### GOAL OF THE EXERCISE
Comb the records below for the string "generan" and copy each line where it turns up.
— begin INPUT MATERIAL —
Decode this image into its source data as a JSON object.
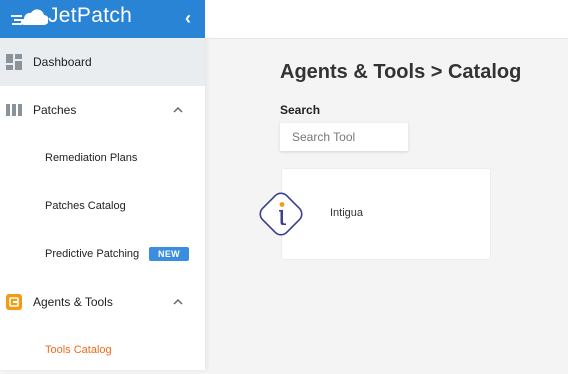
{
  "brand": {
    "name": "JetPatch"
  },
  "nav": {
    "dashboard": "Dashboard",
    "patches": "Patches",
    "patches_children": {
      "remediation_plans": "Remediation Plans",
      "patches_catalog": "Patches Catalog",
      "predictive_patching": "Predictive Patching",
      "new_badge": "NEW"
    },
    "agents_tools": "Agents & Tools",
    "agents_children": {
      "tools_catalog": "Tools Catalog"
    }
  },
  "main": {
    "title": "Agents & Tools > Catalog",
    "search_label": "Search",
    "search_placeholder": "Search Tool",
    "search_value": ""
  },
  "tools": [
    {
      "name": "Intigua",
      "logo_letter": "i"
    }
  ],
  "colors": {
    "brand_blue": "#2a84d6",
    "active_orange": "#f26a1b",
    "agents_icon": "#f39c12",
    "badge_blue": "#3a8ee0",
    "tool_logo": "#3b3f8f"
  },
  "icons": {
    "logo": "cloud-icon",
    "collapse": "chevron-left-icon",
    "dashboard": "dashboard-grid-icon",
    "patches": "columns-icon",
    "agents_tools": "agents-tools-icon",
    "expand": "chevron-up-icon"
  }
}
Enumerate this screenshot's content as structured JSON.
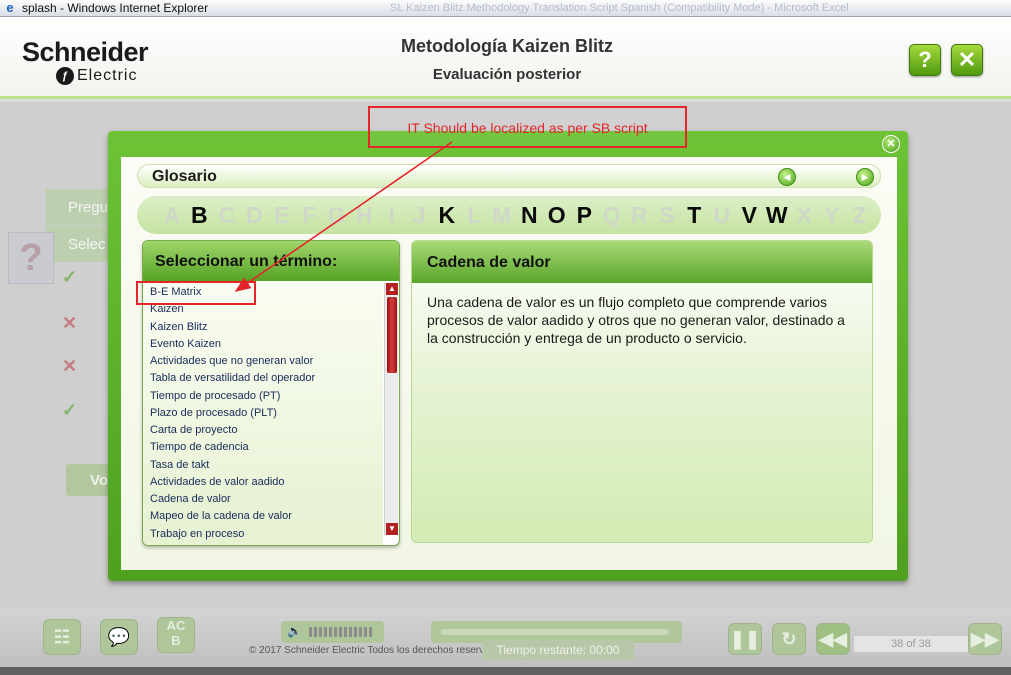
{
  "window": {
    "title": "splash - Windows Internet Explorer",
    "background_title": "SL Kaizen Blitz Methodology Translation Script Spanish (Compatibility Mode) - Microsoft Excel"
  },
  "header": {
    "logo_top": "Schneider",
    "logo_bottom": "Electric",
    "course_title": "Metodología Kaizen Blitz",
    "course_subtitle": "Evaluación posterior",
    "help_label": "?",
    "close_label": "✕"
  },
  "background": {
    "tab1": "Pregu",
    "tab2": "Selec",
    "question_mark": "?",
    "marks": [
      "✓",
      "✕",
      "✕",
      "✓"
    ],
    "button": "Vo"
  },
  "glossary": {
    "title": "Glosario",
    "close_label": "✕",
    "prev_label": "◀",
    "next_label": "▶",
    "letters": [
      {
        "char": "A",
        "active": false
      },
      {
        "char": "B",
        "active": true
      },
      {
        "char": "C",
        "active": false
      },
      {
        "char": "D",
        "active": false
      },
      {
        "char": "E",
        "active": false
      },
      {
        "char": "F",
        "active": false
      },
      {
        "char": "G",
        "active": false
      },
      {
        "char": "H",
        "active": false
      },
      {
        "char": "I",
        "active": false
      },
      {
        "char": "J",
        "active": false
      },
      {
        "char": "K",
        "active": true
      },
      {
        "char": "L",
        "active": false
      },
      {
        "char": "M",
        "active": false
      },
      {
        "char": "N",
        "active": true
      },
      {
        "char": "O",
        "active": true
      },
      {
        "char": "P",
        "active": true
      },
      {
        "char": "Q",
        "active": false
      },
      {
        "char": "R",
        "active": false
      },
      {
        "char": "S",
        "active": false
      },
      {
        "char": "T",
        "active": true
      },
      {
        "char": "U",
        "active": false
      },
      {
        "char": "V",
        "active": true
      },
      {
        "char": "W",
        "active": true
      },
      {
        "char": "X",
        "active": false
      },
      {
        "char": "Y",
        "active": false
      },
      {
        "char": "Z",
        "active": false
      }
    ],
    "list_header": "Seleccionar un término:",
    "terms": [
      "B-E Matrix",
      "Kaizen",
      "Kaizen Blitz",
      "Evento Kaizen",
      "Actividades que no generan valor",
      "Tabla de versatilidad del operador",
      "Tiempo de procesado (PT)",
      "Plazo de procesado (PLT)",
      "Carta de proyecto",
      "Tiempo de cadencia",
      "Tasa de takt",
      "Actividades de valor aadido",
      "Cadena de valor",
      "Mapeo de la cadena de valor",
      "Trabajo en proceso"
    ],
    "selected_index": 12,
    "definition_title": "Cadena de valor",
    "definition_text": "Una cadena de valor es un flujo completo que comprende varios procesos de valor aadido y otros que no generan valor, destinado a la construcción y entrega de un producto o servicio."
  },
  "annotation": {
    "text": "IT Should be localized as per SB script",
    "color": "#e5252a"
  },
  "bottom_bar": {
    "copyright": "© 2017 Schneider Electric Todos los derechos reservados.",
    "remaining_label": "Tiempo restante:",
    "remaining_value": "00:00",
    "page": "38 of 38",
    "icons": [
      "sitemap-icon",
      "chat-icon",
      "glossary-icon",
      "pause-icon",
      "replay-icon",
      "rewind-icon",
      "forward-icon"
    ]
  },
  "colors": {
    "accent_green": "#5aa62b",
    "annotation_red": "#e5252a"
  }
}
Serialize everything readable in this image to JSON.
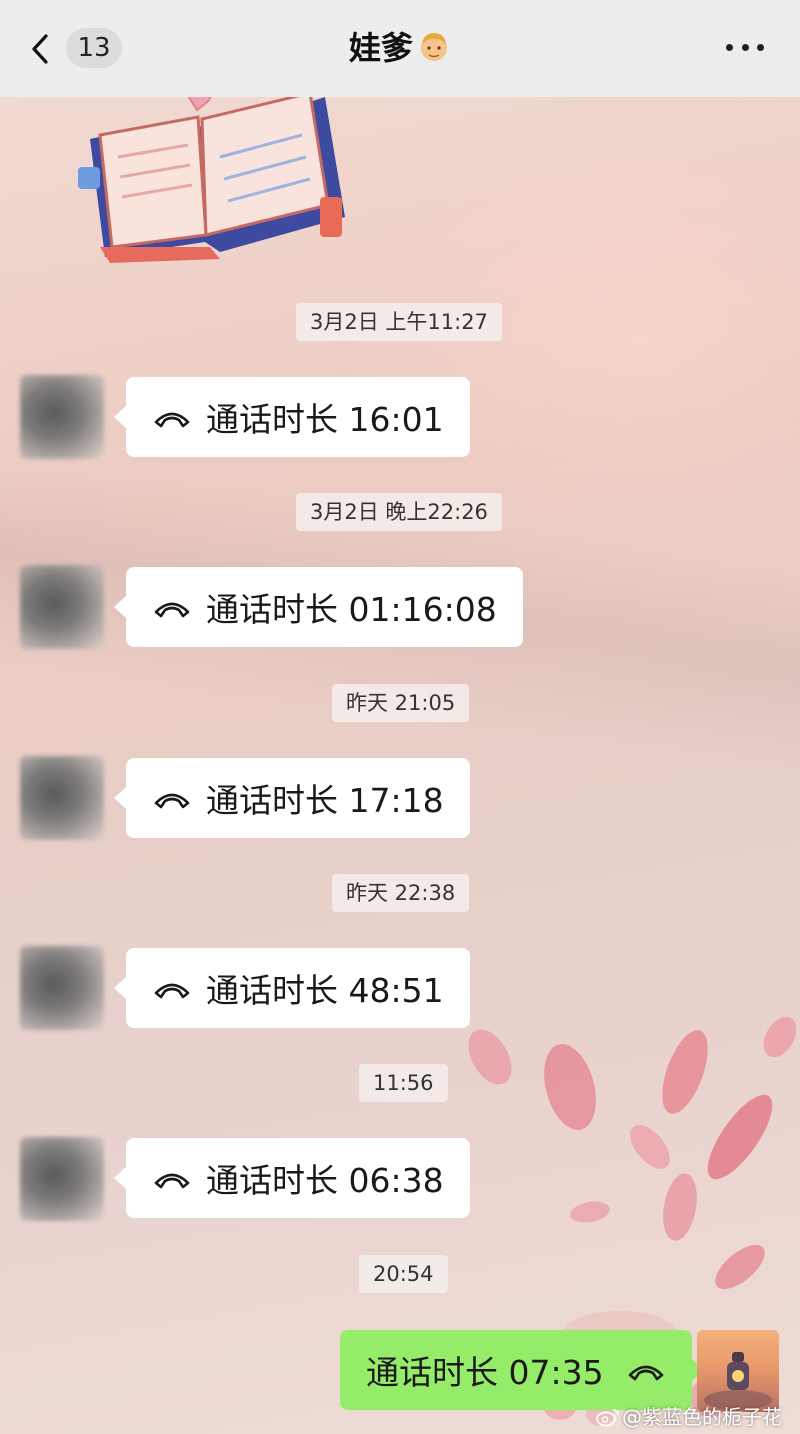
{
  "header": {
    "back_label": "返回",
    "unread_count": "13",
    "title": "娃爹",
    "title_emoji": "man-face-emoji",
    "more_icon": "more-dots-icon"
  },
  "messages": [
    {
      "timestamp": "3月2日 上午11:27",
      "direction": "incoming",
      "text": "通话时长 16:01",
      "icon": "phone-hangup-icon"
    },
    {
      "timestamp": "3月2日 晚上22:26",
      "direction": "incoming",
      "text": "通话时长 01:16:08",
      "icon": "phone-hangup-icon"
    },
    {
      "timestamp": "昨天 21:05",
      "direction": "incoming",
      "text": "通话时长 17:18",
      "icon": "phone-hangup-icon"
    },
    {
      "timestamp": "昨天 22:38",
      "direction": "incoming",
      "text": "通话时长 48:51",
      "icon": "phone-hangup-icon"
    },
    {
      "timestamp": "11:56",
      "direction": "incoming",
      "text": "通话时长 06:38",
      "icon": "phone-hangup-icon"
    },
    {
      "timestamp": "20:54",
      "direction": "outgoing",
      "text": "通话时长 07:35",
      "icon": "phone-hangup-icon"
    }
  ],
  "watermark": "@紫蓝色的栀子花",
  "colors": {
    "header_bg": "#ededed",
    "incoming_bubble": "#ffffff",
    "outgoing_bubble": "#95ec69",
    "chat_bg": "#ebd6cf"
  }
}
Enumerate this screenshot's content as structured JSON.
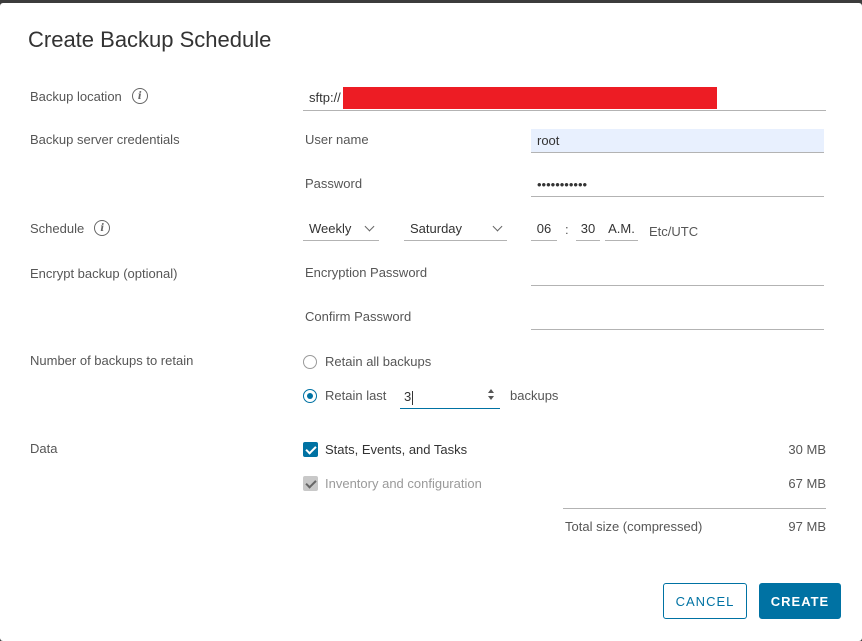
{
  "dialog": {
    "title": "Create Backup Schedule"
  },
  "backup_location": {
    "label": "Backup location",
    "info_icon": "info-icon",
    "value_prefix": "sftp://",
    "redaction_color": "#ed1c24"
  },
  "credentials": {
    "label": "Backup server credentials",
    "username_label": "User name",
    "username_value": "root",
    "password_label": "Password",
    "password_value": "•••••••••••"
  },
  "schedule": {
    "label": "Schedule",
    "info_icon": "info-icon",
    "frequency": "Weekly",
    "day": "Saturday",
    "hour": "06",
    "separator": ":",
    "minute": "30",
    "ampm": "A.M.",
    "timezone": "Etc/UTC"
  },
  "encrypt": {
    "label": "Encrypt backup (optional)",
    "encryption_password_label": "Encryption Password",
    "confirm_password_label": "Confirm Password"
  },
  "retain": {
    "label": "Number of backups to retain",
    "option_all": "Retain all backups",
    "option_last": "Retain last",
    "last_value": "3",
    "suffix": "backups",
    "selected": "last"
  },
  "data": {
    "label": "Data",
    "items": [
      {
        "label": "Stats, Events, and Tasks",
        "size": "30 MB",
        "checked": true,
        "disabled": false
      },
      {
        "label": "Inventory and configuration",
        "size": "67 MB",
        "checked": true,
        "disabled": true
      }
    ],
    "total_label": "Total size (compressed)",
    "total_size": "97 MB"
  },
  "buttons": {
    "cancel": "CANCEL",
    "create": "CREATE"
  },
  "colors": {
    "accent": "#0072a3",
    "autofill": "#e8f0fe"
  }
}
— end INPUT MATERIAL —
### OUTPUT FOR THIS EXERCISE
      "Actividades que no generan valor",
    "definition_text": "Una cadena de valor es un flujo completo que comprende varios procesos de valor aadido y otros que no generan valor, destinado a la construcción y entrega de un producto o servicio."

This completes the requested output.